EXERCISE PROMPT. Transcribe every line of the listing below without changing a single character.

INPUT.

---+---

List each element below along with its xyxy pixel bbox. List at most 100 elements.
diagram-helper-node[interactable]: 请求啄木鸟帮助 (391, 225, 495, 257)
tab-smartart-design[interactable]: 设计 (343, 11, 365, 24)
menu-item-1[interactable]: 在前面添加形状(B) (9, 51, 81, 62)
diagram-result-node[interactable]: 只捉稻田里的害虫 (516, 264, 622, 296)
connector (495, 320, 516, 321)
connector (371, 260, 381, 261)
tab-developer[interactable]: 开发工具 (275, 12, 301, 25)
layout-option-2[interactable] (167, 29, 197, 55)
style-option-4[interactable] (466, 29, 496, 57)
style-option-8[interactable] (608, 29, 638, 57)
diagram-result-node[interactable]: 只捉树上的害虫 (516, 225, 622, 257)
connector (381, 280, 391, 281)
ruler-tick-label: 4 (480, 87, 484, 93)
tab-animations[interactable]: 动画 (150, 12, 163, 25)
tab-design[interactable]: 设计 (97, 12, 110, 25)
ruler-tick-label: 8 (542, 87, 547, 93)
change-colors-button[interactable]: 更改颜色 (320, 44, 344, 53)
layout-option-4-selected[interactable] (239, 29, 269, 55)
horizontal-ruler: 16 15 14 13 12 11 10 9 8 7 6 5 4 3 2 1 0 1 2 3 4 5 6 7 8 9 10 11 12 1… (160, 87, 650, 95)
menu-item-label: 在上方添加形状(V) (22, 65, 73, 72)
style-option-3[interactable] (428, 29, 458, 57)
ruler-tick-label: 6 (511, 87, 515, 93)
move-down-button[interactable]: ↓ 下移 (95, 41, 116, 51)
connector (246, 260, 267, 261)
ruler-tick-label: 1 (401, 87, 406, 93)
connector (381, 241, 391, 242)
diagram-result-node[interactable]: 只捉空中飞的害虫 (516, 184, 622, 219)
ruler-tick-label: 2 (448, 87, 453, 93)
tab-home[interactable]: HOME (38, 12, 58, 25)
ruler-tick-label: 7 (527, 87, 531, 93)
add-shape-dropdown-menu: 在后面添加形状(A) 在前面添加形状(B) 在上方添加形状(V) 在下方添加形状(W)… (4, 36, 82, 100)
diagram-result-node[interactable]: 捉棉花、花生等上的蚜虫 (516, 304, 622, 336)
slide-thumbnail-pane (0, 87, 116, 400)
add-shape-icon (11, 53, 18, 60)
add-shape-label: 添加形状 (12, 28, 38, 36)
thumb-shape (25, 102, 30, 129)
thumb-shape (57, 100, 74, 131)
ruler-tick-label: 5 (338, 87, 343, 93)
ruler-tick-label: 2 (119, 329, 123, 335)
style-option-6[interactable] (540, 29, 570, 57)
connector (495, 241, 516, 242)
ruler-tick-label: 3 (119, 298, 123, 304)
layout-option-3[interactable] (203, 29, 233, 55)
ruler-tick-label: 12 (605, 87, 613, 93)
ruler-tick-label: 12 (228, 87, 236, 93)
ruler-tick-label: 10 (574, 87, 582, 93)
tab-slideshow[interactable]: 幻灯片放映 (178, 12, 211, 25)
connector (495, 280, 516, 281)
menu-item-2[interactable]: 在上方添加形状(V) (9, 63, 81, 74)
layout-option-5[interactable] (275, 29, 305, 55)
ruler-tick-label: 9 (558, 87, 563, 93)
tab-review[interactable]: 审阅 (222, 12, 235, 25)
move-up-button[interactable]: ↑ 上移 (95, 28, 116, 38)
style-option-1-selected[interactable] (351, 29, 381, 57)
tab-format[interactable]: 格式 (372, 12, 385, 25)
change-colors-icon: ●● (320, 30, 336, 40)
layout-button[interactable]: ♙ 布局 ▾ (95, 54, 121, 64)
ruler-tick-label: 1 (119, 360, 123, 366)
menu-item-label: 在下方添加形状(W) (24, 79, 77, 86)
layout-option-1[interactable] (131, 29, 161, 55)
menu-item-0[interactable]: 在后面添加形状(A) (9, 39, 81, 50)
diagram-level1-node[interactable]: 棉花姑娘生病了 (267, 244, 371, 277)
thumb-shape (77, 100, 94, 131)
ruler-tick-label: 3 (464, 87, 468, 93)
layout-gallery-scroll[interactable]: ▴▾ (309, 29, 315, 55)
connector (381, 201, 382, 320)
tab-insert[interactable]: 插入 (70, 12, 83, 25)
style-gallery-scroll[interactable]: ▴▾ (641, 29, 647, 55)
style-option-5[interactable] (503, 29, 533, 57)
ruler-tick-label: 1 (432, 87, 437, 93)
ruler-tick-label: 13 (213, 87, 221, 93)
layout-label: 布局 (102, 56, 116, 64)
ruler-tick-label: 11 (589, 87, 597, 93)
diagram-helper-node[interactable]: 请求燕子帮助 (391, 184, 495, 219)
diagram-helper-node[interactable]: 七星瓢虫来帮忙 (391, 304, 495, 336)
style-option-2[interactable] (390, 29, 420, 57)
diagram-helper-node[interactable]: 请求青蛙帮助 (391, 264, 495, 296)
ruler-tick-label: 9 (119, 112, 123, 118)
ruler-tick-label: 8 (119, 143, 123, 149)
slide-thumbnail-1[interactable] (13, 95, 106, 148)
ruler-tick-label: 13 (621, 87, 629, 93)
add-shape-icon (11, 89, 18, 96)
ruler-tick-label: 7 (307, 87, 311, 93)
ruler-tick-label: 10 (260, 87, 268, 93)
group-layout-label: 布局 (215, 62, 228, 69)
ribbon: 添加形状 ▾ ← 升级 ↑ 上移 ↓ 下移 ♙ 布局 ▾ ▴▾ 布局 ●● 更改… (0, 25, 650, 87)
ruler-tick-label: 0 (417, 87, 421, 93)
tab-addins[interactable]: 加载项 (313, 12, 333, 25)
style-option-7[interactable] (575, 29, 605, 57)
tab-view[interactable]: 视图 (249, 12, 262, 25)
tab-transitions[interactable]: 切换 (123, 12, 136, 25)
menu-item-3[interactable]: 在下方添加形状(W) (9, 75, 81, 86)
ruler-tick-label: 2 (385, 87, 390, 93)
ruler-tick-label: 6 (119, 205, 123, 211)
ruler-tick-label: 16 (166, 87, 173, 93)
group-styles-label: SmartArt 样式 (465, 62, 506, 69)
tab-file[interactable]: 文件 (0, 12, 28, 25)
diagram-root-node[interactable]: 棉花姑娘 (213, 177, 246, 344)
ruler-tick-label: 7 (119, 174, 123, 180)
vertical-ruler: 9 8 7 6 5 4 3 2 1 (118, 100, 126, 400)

---+---

EXPECTED ANSWER.
List each element below along with its xyxy pixel bbox. List at most 100 elements.
diagram-helper-node[interactable]: 请求啄木鸟帮助 (391, 225, 495, 257)
tab-smartart-design[interactable]: 设计 (343, 11, 365, 24)
menu-item-1[interactable]: 在前面添加形状(B) (9, 51, 81, 62)
diagram-result-node[interactable]: 只捉稻田里的害虫 (516, 264, 622, 296)
connector (495, 320, 516, 321)
connector (371, 260, 381, 261)
tab-developer[interactable]: 开发工具 (275, 12, 301, 25)
layout-option-2[interactable] (167, 29, 197, 55)
style-option-4[interactable] (466, 29, 496, 57)
style-option-8[interactable] (608, 29, 638, 57)
diagram-result-node[interactable]: 只捉树上的害虫 (516, 225, 622, 257)
connector (381, 280, 391, 281)
ruler-tick-label: 4 (480, 87, 484, 93)
tab-animations[interactable]: 动画 (150, 12, 163, 25)
tab-design[interactable]: 设计 (97, 12, 110, 25)
ruler-tick-label: 8 (542, 87, 547, 93)
change-colors-button[interactable]: 更改颜色 (320, 44, 344, 53)
layout-option-4-selected[interactable] (239, 29, 269, 55)
horizontal-ruler: 16 15 14 13 12 11 10 9 8 7 6 5 4 3 2 1 0 1 2 3 4 5 6 7 8 9 10 11 12 1… (160, 87, 650, 95)
menu-item-label: 在上方添加形状(V) (22, 65, 73, 72)
style-option-3[interactable] (428, 29, 458, 57)
ruler-tick-label: 6 (511, 87, 515, 93)
move-down-button[interactable]: ↓ 下移 (95, 41, 116, 51)
connector (246, 260, 267, 261)
ruler-tick-label: 1 (401, 87, 406, 93)
connector (381, 241, 391, 242)
diagram-result-node[interactable]: 只捉空中飞的害虫 (516, 184, 622, 219)
ruler-tick-label: 2 (448, 87, 453, 93)
tab-home[interactable]: HOME (38, 12, 58, 25)
ruler-tick-label: 7 (527, 87, 531, 93)
add-shape-dropdown-menu: 在后面添加形状(A) 在前面添加形状(B) 在上方添加形状(V) 在下方添加形状(W)… (4, 36, 82, 100)
diagram-result-node[interactable]: 捉棉花、花生等上的蚜虫 (516, 304, 622, 336)
slide-thumbnail-pane (0, 87, 116, 400)
add-shape-icon (11, 53, 18, 60)
add-shape-label: 添加形状 (12, 28, 38, 36)
thumb-shape (25, 102, 30, 129)
thumb-shape (57, 100, 74, 131)
ruler-tick-label: 5 (338, 87, 343, 93)
ruler-tick-label: 2 (119, 329, 123, 335)
style-option-6[interactable] (540, 29, 570, 57)
connector (495, 241, 516, 242)
ruler-tick-label: 3 (119, 298, 123, 304)
layout-option-3[interactable] (203, 29, 233, 55)
ruler-tick-label: 12 (605, 87, 613, 93)
ruler-tick-label: 12 (228, 87, 236, 93)
ruler-tick-label: 10 (574, 87, 582, 93)
tab-slideshow[interactable]: 幻灯片放映 (178, 12, 211, 25)
connector (495, 280, 516, 281)
menu-item-2[interactable]: 在上方添加形状(V) (9, 63, 81, 74)
layout-option-5[interactable] (275, 29, 305, 55)
ruler-tick-label: 9 (558, 87, 563, 93)
tab-review[interactable]: 审阅 (222, 12, 235, 25)
move-up-button[interactable]: ↑ 上移 (95, 28, 116, 38)
style-option-1-selected[interactable] (351, 29, 381, 57)
tab-format[interactable]: 格式 (372, 12, 385, 25)
change-colors-icon: ●● (320, 30, 336, 40)
layout-button[interactable]: ♙ 布局 ▾ (95, 54, 121, 64)
ruler-tick-label: 1 (119, 360, 123, 366)
menu-item-label: 在下方添加形状(W) (24, 79, 77, 86)
layout-option-1[interactable] (131, 29, 161, 55)
menu-item-0[interactable]: 在后面添加形状(A) (9, 39, 81, 50)
diagram-level1-node[interactable]: 棉花姑娘生病了 (267, 244, 371, 277)
thumb-shape (77, 100, 94, 131)
ruler-tick-label: 3 (464, 87, 468, 93)
layout-gallery-scroll[interactable]: ▴▾ (309, 29, 315, 55)
connector (381, 201, 382, 320)
tab-insert[interactable]: 插入 (70, 12, 83, 25)
style-gallery-scroll[interactable]: ▴▾ (641, 29, 647, 55)
style-option-5[interactable] (503, 29, 533, 57)
ruler-tick-label: 1 (432, 87, 437, 93)
ruler-tick-label: 13 (213, 87, 221, 93)
layout-label: 布局 (102, 56, 116, 64)
ruler-tick-label: 11 (589, 87, 597, 93)
diagram-helper-node[interactable]: 请求燕子帮助 (391, 184, 495, 219)
diagram-helper-node[interactable]: 七星瓢虫来帮忙 (391, 304, 495, 336)
style-option-2[interactable] (390, 29, 420, 57)
diagram-helper-node[interactable]: 请求青蛙帮助 (391, 264, 495, 296)
ruler-tick-label: 9 (119, 112, 123, 118)
ruler-tick-label: 8 (119, 143, 123, 149)
slide-thumbnail-1[interactable] (13, 95, 106, 148)
ruler-tick-label: 13 (621, 87, 629, 93)
add-shape-icon (11, 89, 18, 96)
ruler-tick-label: 7 (307, 87, 311, 93)
ruler-tick-label: 10 (260, 87, 268, 93)
group-layout-label: 布局 (215, 62, 228, 69)
ribbon: 添加形状 ▾ ← 升级 ↑ 上移 ↓ 下移 ♙ 布局 ▾ ▴▾ 布局 ●● 更改… (0, 25, 650, 87)
ruler-tick-label: 0 (417, 87, 421, 93)
tab-addins[interactable]: 加载项 (313, 12, 333, 25)
style-option-7[interactable] (575, 29, 605, 57)
tab-view[interactable]: 视图 (249, 12, 262, 25)
tab-transitions[interactable]: 切换 (123, 12, 136, 25)
menu-item-3[interactable]: 在下方添加形状(W) (9, 75, 81, 86)
ruler-tick-label: 2 (385, 87, 390, 93)
ruler-tick-label: 6 (119, 205, 123, 211)
ruler-tick-label: 16 (166, 87, 173, 93)
group-styles-label: SmartArt 样式 (465, 62, 506, 69)
tab-file[interactable]: 文件 (0, 12, 28, 25)
diagram-root-node[interactable]: 棉花姑娘 (213, 177, 246, 344)
ruler-tick-label: 7 (119, 174, 123, 180)
vertical-ruler: 9 8 7 6 5 4 3 2 1 (118, 100, 126, 400)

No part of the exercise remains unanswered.